[START OF RECORD EXCERPTS]

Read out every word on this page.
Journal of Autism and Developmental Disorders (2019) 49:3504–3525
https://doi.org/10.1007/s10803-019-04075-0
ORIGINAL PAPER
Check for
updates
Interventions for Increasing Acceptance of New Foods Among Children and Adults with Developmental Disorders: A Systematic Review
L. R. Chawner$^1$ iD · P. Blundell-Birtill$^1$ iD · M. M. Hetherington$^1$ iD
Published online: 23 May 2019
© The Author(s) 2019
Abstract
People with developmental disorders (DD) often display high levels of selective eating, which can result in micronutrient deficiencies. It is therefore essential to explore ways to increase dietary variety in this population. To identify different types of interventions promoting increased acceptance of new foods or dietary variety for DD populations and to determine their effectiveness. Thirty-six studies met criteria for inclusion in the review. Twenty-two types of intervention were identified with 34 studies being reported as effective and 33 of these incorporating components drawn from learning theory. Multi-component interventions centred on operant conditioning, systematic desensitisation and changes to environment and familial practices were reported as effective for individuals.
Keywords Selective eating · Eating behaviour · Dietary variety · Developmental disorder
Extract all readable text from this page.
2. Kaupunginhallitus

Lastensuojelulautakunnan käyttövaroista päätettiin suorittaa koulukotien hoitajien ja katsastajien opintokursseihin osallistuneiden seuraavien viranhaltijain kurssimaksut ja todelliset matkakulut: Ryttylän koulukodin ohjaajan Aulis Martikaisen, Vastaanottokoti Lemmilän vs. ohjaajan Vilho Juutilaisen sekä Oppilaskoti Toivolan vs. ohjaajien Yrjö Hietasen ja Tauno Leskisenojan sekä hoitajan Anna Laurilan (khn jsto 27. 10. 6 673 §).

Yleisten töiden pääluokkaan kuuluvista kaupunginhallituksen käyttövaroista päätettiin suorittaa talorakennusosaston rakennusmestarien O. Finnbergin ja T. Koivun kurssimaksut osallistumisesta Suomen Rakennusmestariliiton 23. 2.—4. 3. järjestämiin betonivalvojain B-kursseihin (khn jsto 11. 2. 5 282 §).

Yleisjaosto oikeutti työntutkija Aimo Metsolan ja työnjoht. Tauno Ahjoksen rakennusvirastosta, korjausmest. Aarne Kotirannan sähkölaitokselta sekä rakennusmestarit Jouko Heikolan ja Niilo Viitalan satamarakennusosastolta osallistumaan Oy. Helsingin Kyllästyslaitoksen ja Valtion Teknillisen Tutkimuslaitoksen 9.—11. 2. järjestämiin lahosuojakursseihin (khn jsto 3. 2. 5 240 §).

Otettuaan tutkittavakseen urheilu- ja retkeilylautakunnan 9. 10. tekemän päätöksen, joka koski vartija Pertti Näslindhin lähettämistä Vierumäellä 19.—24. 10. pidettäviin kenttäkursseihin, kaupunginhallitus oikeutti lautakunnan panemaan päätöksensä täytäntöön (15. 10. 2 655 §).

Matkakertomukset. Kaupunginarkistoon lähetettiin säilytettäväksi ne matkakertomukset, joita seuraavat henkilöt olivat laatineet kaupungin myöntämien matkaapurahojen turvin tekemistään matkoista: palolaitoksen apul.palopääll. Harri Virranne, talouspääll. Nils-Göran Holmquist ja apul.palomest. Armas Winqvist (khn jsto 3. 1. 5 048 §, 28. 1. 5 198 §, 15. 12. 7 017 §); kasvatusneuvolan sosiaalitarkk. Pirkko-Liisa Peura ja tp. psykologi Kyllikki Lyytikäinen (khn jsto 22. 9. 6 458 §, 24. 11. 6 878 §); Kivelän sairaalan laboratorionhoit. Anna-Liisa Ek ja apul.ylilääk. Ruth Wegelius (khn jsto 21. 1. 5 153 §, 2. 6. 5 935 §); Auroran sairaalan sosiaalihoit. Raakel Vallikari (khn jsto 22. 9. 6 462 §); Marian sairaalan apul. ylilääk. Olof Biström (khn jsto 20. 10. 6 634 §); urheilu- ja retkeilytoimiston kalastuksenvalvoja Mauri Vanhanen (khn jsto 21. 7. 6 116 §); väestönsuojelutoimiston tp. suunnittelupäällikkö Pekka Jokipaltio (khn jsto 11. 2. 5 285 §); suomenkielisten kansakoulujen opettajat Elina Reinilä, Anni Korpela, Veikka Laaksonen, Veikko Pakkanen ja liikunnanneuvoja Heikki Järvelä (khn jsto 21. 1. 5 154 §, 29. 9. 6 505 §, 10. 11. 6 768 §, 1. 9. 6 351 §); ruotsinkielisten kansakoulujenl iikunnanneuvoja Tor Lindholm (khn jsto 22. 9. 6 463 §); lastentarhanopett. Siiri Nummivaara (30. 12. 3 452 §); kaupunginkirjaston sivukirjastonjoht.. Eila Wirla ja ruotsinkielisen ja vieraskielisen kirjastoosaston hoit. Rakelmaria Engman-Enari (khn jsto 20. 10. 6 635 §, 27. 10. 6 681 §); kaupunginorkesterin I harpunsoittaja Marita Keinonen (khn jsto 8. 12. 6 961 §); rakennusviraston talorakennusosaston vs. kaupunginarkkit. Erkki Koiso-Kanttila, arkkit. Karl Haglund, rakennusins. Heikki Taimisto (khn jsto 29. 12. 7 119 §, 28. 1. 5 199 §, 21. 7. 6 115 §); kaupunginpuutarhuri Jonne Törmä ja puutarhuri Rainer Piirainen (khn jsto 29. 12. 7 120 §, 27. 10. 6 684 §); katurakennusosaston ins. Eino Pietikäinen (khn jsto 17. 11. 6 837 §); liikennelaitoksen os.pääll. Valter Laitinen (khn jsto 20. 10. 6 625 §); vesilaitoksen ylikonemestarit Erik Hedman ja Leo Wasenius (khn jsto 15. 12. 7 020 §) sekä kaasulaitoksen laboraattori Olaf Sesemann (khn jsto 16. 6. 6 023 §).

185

[END OF RECORD EXCERPTS]
[START OF RECORD EXCERPTS]

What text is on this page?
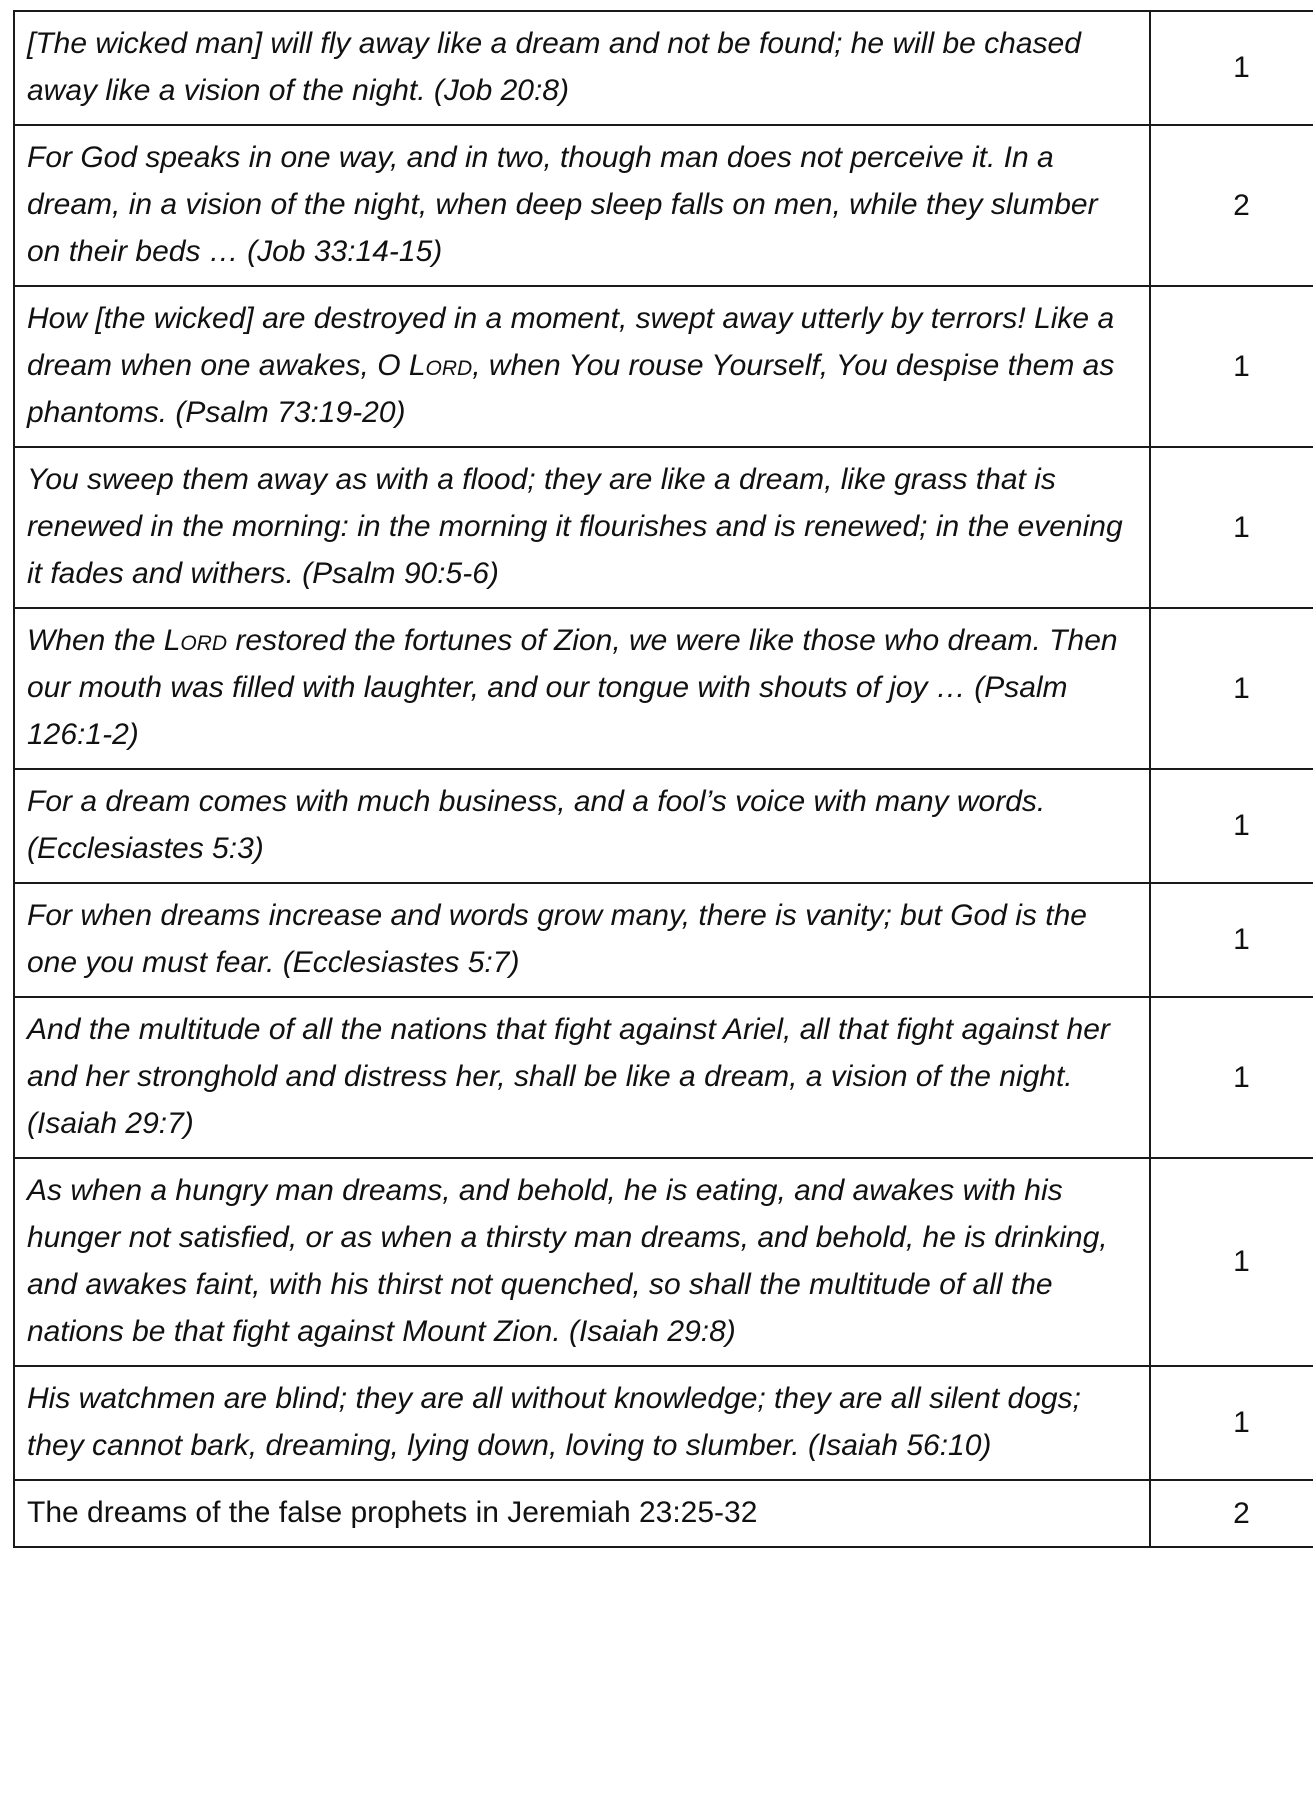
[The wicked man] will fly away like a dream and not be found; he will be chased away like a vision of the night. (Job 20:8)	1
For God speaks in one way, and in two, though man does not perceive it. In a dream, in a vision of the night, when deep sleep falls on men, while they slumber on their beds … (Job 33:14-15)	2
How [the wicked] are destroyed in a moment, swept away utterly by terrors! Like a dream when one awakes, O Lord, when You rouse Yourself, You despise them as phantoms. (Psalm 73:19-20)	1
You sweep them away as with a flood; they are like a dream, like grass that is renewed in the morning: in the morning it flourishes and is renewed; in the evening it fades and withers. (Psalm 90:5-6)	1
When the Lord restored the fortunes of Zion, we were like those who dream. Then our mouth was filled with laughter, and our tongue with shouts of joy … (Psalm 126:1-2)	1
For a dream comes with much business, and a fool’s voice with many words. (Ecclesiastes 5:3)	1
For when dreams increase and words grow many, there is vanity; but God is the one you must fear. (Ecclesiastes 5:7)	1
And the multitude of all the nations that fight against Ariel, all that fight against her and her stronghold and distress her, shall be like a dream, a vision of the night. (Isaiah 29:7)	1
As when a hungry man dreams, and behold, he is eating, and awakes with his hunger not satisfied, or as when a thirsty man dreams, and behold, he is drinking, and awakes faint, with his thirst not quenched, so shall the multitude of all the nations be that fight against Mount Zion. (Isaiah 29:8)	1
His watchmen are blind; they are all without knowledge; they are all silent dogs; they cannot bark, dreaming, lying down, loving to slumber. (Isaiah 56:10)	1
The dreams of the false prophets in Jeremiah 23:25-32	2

[END OF RECORD EXCERPTS]
[START OF RECORD EXCERPTS]

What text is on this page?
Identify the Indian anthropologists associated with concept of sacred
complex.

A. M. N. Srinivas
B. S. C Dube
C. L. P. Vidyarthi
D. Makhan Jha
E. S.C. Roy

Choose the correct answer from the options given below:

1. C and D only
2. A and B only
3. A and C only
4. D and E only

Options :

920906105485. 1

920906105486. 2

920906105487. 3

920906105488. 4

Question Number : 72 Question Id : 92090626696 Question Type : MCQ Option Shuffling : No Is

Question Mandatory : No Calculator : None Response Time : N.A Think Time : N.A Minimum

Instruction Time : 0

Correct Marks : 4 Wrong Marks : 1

[END OF RECORD EXCERPTS]

▶ _WRITTEN TASK_
Supply the count of lines in the entries that contain the word "slumber", and nothing besides.

▶ _TASK ANSWER_
2